Work to do: Answer with a single number: the count of lines that include the string "nimplementado".

[Figure contents as structured data]
• • •
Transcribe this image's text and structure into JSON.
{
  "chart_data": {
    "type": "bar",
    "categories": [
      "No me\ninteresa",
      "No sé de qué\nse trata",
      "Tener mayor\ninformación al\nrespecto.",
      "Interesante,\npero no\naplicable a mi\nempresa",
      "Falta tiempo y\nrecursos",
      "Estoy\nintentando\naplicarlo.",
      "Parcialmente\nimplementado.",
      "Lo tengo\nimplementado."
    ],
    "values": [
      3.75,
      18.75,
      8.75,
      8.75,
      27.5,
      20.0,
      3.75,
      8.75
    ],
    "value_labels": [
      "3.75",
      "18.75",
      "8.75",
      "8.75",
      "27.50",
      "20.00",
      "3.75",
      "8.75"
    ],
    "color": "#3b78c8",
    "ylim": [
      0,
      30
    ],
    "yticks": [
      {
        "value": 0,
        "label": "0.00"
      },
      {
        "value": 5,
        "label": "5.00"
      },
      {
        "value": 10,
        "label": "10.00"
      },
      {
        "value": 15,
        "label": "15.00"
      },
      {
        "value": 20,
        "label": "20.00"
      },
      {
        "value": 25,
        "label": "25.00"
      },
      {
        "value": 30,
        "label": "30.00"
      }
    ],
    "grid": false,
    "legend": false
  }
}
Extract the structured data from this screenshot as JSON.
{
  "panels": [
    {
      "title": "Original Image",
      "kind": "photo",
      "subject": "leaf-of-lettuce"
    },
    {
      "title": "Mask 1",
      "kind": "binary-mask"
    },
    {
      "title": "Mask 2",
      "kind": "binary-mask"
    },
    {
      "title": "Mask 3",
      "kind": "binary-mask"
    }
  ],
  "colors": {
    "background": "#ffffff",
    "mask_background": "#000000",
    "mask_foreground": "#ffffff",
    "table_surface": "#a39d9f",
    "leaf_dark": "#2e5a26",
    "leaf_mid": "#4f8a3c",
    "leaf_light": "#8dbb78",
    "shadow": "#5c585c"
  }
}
• • •
The output: 2